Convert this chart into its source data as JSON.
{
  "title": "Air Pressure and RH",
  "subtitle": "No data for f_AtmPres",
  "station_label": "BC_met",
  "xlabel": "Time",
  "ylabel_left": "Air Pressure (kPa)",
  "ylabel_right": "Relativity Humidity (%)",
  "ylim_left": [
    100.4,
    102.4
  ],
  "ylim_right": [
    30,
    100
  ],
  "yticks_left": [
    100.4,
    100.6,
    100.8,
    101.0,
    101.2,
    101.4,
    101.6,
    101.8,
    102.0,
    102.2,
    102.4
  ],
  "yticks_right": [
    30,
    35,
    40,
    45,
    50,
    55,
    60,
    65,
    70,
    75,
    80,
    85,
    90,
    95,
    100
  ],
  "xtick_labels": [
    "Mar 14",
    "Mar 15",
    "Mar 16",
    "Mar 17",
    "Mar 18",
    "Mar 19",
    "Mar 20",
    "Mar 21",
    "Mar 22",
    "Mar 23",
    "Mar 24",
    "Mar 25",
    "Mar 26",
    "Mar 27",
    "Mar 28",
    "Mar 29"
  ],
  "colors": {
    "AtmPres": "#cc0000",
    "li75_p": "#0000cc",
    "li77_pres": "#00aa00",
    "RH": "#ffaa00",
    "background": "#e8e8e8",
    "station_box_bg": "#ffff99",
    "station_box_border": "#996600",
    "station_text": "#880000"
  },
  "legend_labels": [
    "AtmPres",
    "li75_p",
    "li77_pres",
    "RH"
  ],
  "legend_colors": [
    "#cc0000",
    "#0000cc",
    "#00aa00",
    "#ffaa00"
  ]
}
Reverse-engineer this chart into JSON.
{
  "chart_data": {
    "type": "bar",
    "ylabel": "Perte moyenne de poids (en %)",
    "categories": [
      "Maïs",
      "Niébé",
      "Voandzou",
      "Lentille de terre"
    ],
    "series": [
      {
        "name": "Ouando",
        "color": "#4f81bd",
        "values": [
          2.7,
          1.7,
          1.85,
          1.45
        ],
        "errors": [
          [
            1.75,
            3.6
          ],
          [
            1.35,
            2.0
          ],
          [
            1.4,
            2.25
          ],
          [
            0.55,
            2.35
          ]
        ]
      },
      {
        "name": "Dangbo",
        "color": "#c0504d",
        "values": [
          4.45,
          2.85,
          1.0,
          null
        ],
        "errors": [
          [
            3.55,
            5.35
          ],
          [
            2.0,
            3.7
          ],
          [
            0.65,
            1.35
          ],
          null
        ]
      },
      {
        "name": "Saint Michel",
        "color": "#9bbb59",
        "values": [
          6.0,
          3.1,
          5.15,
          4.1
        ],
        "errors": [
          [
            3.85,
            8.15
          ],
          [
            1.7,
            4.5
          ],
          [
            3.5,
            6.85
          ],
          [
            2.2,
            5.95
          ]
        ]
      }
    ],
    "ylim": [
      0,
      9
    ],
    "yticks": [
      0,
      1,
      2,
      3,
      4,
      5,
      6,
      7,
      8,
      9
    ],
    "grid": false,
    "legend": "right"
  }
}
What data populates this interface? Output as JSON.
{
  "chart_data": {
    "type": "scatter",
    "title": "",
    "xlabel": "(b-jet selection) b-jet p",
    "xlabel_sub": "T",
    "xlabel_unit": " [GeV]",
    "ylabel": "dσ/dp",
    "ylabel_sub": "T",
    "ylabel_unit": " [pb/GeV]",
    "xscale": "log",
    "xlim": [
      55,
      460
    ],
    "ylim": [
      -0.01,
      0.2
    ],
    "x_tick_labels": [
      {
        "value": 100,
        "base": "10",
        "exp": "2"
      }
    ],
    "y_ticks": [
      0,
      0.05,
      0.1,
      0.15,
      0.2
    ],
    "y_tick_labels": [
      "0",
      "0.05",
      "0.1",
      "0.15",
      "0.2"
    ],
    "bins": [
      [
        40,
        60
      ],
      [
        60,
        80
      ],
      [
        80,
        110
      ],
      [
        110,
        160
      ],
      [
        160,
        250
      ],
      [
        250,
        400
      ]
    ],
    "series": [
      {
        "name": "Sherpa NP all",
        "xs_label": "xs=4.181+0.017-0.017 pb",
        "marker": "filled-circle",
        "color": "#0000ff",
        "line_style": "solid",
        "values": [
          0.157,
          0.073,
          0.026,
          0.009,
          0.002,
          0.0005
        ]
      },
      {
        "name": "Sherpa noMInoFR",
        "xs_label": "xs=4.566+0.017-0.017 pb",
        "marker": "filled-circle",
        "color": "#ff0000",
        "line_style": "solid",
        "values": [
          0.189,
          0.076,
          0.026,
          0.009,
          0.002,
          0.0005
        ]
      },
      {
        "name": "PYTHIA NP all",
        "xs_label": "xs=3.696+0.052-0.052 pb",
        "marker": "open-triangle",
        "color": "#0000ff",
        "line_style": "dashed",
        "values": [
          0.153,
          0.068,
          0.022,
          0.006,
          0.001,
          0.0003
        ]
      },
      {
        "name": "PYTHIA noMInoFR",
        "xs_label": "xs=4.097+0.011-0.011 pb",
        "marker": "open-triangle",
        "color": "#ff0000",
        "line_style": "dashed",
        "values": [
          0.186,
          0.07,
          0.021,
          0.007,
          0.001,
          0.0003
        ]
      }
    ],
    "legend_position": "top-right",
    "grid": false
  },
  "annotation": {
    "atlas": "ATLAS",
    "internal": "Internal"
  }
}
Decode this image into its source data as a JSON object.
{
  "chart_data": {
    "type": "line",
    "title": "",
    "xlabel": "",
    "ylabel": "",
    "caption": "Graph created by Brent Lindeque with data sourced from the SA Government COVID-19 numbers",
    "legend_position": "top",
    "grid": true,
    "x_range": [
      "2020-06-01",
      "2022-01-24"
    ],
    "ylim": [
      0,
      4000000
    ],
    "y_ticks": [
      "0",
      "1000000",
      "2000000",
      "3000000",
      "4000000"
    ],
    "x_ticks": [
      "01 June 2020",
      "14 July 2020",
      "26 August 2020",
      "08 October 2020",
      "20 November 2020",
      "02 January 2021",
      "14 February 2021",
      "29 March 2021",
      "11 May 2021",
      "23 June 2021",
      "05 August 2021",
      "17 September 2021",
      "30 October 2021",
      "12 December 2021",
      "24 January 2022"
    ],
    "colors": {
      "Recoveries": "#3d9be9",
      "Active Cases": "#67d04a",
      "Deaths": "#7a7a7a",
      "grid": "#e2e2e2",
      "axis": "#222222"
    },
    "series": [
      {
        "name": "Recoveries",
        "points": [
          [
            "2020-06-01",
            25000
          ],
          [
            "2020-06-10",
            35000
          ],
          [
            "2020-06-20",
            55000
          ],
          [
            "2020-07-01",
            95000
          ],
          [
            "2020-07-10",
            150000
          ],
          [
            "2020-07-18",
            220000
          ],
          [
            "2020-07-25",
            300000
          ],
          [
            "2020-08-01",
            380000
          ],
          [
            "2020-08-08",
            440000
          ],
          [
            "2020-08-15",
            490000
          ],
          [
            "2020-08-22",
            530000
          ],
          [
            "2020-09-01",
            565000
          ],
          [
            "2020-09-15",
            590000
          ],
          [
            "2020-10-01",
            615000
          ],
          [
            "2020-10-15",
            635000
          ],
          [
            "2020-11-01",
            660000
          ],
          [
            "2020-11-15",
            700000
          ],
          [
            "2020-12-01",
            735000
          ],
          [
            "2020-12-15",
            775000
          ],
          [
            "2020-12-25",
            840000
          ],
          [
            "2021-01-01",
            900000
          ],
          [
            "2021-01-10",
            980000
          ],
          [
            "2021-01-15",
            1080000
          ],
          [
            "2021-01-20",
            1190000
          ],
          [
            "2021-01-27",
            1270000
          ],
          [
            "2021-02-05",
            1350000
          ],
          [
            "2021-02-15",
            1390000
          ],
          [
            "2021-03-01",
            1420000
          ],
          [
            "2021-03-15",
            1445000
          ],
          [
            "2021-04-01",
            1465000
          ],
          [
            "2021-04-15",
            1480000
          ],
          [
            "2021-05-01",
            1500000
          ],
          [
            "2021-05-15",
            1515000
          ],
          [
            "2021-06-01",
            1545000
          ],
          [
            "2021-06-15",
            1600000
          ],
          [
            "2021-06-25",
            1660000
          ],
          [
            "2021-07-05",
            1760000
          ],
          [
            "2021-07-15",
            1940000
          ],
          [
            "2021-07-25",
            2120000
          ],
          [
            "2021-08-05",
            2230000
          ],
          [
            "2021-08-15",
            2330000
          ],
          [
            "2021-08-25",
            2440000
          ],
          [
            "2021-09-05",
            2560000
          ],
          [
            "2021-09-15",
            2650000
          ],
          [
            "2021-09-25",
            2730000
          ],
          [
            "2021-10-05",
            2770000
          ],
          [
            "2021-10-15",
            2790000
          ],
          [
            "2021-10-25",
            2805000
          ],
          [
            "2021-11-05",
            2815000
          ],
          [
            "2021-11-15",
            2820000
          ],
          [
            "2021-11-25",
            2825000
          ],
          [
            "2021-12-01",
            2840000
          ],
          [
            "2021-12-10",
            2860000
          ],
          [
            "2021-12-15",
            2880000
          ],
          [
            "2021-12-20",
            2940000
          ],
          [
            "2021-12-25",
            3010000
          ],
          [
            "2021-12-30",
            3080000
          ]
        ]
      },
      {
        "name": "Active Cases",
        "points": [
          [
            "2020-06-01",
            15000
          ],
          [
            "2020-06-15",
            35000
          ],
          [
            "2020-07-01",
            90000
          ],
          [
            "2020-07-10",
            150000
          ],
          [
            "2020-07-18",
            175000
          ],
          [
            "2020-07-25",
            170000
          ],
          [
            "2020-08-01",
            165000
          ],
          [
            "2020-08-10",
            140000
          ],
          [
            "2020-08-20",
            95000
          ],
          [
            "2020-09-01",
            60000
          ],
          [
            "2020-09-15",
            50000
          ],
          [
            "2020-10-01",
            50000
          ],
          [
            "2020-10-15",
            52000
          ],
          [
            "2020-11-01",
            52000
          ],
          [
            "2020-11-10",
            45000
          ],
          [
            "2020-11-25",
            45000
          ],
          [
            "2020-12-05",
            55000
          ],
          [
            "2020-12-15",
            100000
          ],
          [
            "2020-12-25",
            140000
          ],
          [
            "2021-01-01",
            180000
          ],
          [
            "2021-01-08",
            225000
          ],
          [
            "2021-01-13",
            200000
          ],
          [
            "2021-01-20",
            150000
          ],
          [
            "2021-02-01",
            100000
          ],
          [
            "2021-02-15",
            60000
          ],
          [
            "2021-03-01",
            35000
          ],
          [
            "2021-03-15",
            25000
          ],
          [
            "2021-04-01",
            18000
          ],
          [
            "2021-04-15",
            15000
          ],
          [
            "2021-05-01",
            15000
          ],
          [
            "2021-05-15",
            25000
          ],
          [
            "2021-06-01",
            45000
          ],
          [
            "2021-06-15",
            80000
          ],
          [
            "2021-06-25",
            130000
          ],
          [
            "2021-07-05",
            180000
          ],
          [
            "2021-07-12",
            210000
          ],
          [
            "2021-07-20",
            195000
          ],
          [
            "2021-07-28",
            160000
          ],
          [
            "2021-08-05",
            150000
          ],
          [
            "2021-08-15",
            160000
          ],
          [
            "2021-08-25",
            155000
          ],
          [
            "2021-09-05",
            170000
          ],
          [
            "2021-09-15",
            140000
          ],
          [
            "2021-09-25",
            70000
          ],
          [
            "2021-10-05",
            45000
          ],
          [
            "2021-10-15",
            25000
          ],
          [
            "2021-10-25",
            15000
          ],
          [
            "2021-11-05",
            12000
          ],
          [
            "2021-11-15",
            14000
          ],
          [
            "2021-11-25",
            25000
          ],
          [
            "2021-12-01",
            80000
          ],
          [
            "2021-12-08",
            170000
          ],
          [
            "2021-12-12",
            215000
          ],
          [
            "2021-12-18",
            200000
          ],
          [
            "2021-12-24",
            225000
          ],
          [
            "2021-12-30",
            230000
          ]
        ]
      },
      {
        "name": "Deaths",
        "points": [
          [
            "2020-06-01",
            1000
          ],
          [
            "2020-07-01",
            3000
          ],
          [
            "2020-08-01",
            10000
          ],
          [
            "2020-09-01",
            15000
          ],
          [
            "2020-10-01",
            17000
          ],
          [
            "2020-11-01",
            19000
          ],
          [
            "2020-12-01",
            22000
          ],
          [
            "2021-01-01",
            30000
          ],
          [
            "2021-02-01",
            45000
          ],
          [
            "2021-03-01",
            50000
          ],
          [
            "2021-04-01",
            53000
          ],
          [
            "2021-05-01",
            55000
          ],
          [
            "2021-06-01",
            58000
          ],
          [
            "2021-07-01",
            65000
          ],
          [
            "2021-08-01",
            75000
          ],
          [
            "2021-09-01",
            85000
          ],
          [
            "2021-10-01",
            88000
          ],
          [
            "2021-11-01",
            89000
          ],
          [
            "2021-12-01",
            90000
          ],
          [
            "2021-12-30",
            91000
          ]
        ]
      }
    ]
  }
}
□ □ □ □ □ □ □
WHAT THE EXERCISE ASKS: In the listing above, find each line with the word "PYTHIA" and copy it.

COMPLETE RESPONSE:
        "name": "PYTHIA NP all",
        "name": "PYTHIA noMInoFR",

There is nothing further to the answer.